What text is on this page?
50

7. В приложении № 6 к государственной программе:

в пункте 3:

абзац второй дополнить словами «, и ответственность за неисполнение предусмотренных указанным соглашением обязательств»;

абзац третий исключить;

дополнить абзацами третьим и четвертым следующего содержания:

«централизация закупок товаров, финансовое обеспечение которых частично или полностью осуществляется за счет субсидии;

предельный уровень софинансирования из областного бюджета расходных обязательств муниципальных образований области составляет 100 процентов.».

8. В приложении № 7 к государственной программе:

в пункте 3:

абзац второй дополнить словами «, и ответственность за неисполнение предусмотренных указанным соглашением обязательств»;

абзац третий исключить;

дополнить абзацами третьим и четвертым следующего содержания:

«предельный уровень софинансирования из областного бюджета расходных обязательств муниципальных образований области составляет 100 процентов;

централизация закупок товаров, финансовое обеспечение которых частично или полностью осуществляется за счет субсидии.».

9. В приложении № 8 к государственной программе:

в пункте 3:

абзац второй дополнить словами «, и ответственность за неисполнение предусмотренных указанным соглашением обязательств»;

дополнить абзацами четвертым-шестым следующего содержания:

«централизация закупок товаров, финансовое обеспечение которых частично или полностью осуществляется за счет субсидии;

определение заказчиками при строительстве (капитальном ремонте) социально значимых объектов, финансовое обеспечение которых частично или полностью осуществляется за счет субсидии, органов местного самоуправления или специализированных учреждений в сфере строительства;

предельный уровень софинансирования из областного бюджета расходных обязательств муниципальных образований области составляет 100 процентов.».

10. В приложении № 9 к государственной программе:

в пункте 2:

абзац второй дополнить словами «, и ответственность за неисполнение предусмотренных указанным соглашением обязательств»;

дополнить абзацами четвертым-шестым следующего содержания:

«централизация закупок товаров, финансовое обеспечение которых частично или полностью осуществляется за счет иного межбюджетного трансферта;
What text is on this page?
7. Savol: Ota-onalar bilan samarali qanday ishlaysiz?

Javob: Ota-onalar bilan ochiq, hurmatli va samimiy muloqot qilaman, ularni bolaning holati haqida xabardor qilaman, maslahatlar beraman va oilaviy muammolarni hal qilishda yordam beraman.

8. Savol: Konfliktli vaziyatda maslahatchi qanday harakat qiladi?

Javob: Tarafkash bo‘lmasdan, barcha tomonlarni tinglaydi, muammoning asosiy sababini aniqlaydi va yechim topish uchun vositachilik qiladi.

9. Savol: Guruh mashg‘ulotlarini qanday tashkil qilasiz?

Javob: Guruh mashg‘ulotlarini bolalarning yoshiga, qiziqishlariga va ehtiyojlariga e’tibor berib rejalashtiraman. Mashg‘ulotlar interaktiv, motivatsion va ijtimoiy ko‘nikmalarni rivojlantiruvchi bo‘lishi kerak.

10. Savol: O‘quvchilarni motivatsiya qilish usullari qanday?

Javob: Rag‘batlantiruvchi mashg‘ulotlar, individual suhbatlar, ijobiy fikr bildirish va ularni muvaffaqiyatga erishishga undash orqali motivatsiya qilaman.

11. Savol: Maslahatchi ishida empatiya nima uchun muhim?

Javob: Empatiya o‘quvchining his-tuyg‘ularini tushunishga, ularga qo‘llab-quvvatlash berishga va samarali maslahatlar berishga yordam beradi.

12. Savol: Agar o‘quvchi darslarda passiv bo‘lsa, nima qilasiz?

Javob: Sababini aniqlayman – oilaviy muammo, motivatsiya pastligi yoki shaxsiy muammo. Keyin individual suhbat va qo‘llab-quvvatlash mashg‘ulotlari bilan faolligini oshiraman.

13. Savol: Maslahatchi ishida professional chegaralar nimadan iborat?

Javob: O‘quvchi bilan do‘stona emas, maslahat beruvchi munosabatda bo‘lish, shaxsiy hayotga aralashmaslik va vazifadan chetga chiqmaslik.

══════

What you will do:
Repeat the records above exactly, leaving none out.

Expected answer:
What text is on this page?
50

7. В приложении № 6 к государственной программе:

в пункте 3:

абзац второй дополнить словами «, и ответственность за неисполнение предусмотренных указанным соглашением обязательств»;

абзац третий исключить;

дополнить абзацами третьим и четвертым следующего содержания:

«централизация закупок товаров, финансовое обеспечение которых частично или полностью осуществляется за счет субсидии;

предельный уровень софинансирования из областного бюджета расходных обязательств муниципальных образований области составляет 100 процентов.».

8. В приложении № 7 к государственной программе:

в пункте 3:

абзац второй дополнить словами «, и ответственность за неисполнение предусмотренных указанным соглашением обязательств»;

абзац третий исключить;

дополнить абзацами третьим и четвертым следующего содержания:

«предельный уровень софинансирования из областного бюджета расходных обязательств муниципальных образований области составляет 100 процентов;

централизация закупок товаров, финансовое обеспечение которых частично или полностью осуществляется за счет субсидии.».

9. В приложении № 8 к государственной программе:

в пункте 3:

абзац второй дополнить словами «, и ответственность за неисполнение предусмотренных указанным соглашением обязательств»;

дополнить абзацами четвертым-шестым следующего содержания:

«централизация закупок товаров, финансовое обеспечение которых частично или полностью осуществляется за счет субсидии;

определение заказчиками при строительстве (капитальном ремонте) социально значимых объектов, финансовое обеспечение которых частично или полностью осуществляется за счет субсидии, органов местного самоуправления или специализированных учреждений в сфере строительства;

предельный уровень софинансирования из областного бюджета расходных обязательств муниципальных образований области составляет 100 процентов.».

10. В приложении № 9 к государственной программе:

в пункте 2:

абзац второй дополнить словами «, и ответственность за неисполнение предусмотренных указанным соглашением обязательств»;

дополнить абзацами четвертым-шестым следующего содержания:

«централизация закупок товаров, финансовое обеспечение которых частично или полностью осуществляется за счет иного межбюджетного трансферта;
What text is on this page?
7. Savol: Ota-onalar bilan samarali qanday ishlaysiz?

Javob: Ota-onalar bilan ochiq, hurmatli va samimiy muloqot qilaman, ularni bolaning holati haqida xabardor qilaman, maslahatlar beraman va oilaviy muammolarni hal qilishda yordam beraman.

8. Savol: Konfliktli vaziyatda maslahatchi qanday harakat qiladi?

Javob: Tarafkash bo‘lmasdan, barcha tomonlarni tinglaydi, muammoning asosiy sababini aniqlaydi va yechim topish uchun vositachilik qiladi.

9. Savol: Guruh mashg‘ulotlarini qanday tashkil qilasiz?

Javob: Guruh mashg‘ulotlarini bolalarning yoshiga, qiziqishlariga va ehtiyojlariga e’tibor berib rejalashtiraman. Mashg‘ulotlar interaktiv, motivatsion va ijtimoiy ko‘nikmalarni rivojlantiruvchi bo‘lishi kerak.

10. Savol: O‘quvchilarni motivatsiya qilish usullari qanday?

Javob: Rag‘batlantiruvchi mashg‘ulotlar, individual suhbatlar, ijobiy fikr bildirish va ularni muvaffaqiyatga erishishga undash orqali motivatsiya qilaman.

11. Savol: Maslahatchi ishida empatiya nima uchun muhim?

Javob: Empatiya o‘quvchining his-tuyg‘ularini tushunishga, ularga qo‘llab-quvvatlash berishga va samarali maslahatlar berishga yordam beradi.

12. Savol: Agar o‘quvchi darslarda passiv bo‘lsa, nima qilasiz?

Javob: Sababini aniqlayman – oilaviy muammo, motivatsiya pastligi yoki shaxsiy muammo. Keyin individual suhbat va qo‘llab-quvvatlash mashg‘ulotlari bilan faolligini oshiraman.

13. Savol: Maslahatchi ishida professional chegaralar nimadan iborat?

Javob: O‘quvchi bilan do‘stona emas, maslahat beruvchi munosabatda bo‘lish, shaxsiy hayotga aralashmaslik va vazifadan chetga chiqmaslik.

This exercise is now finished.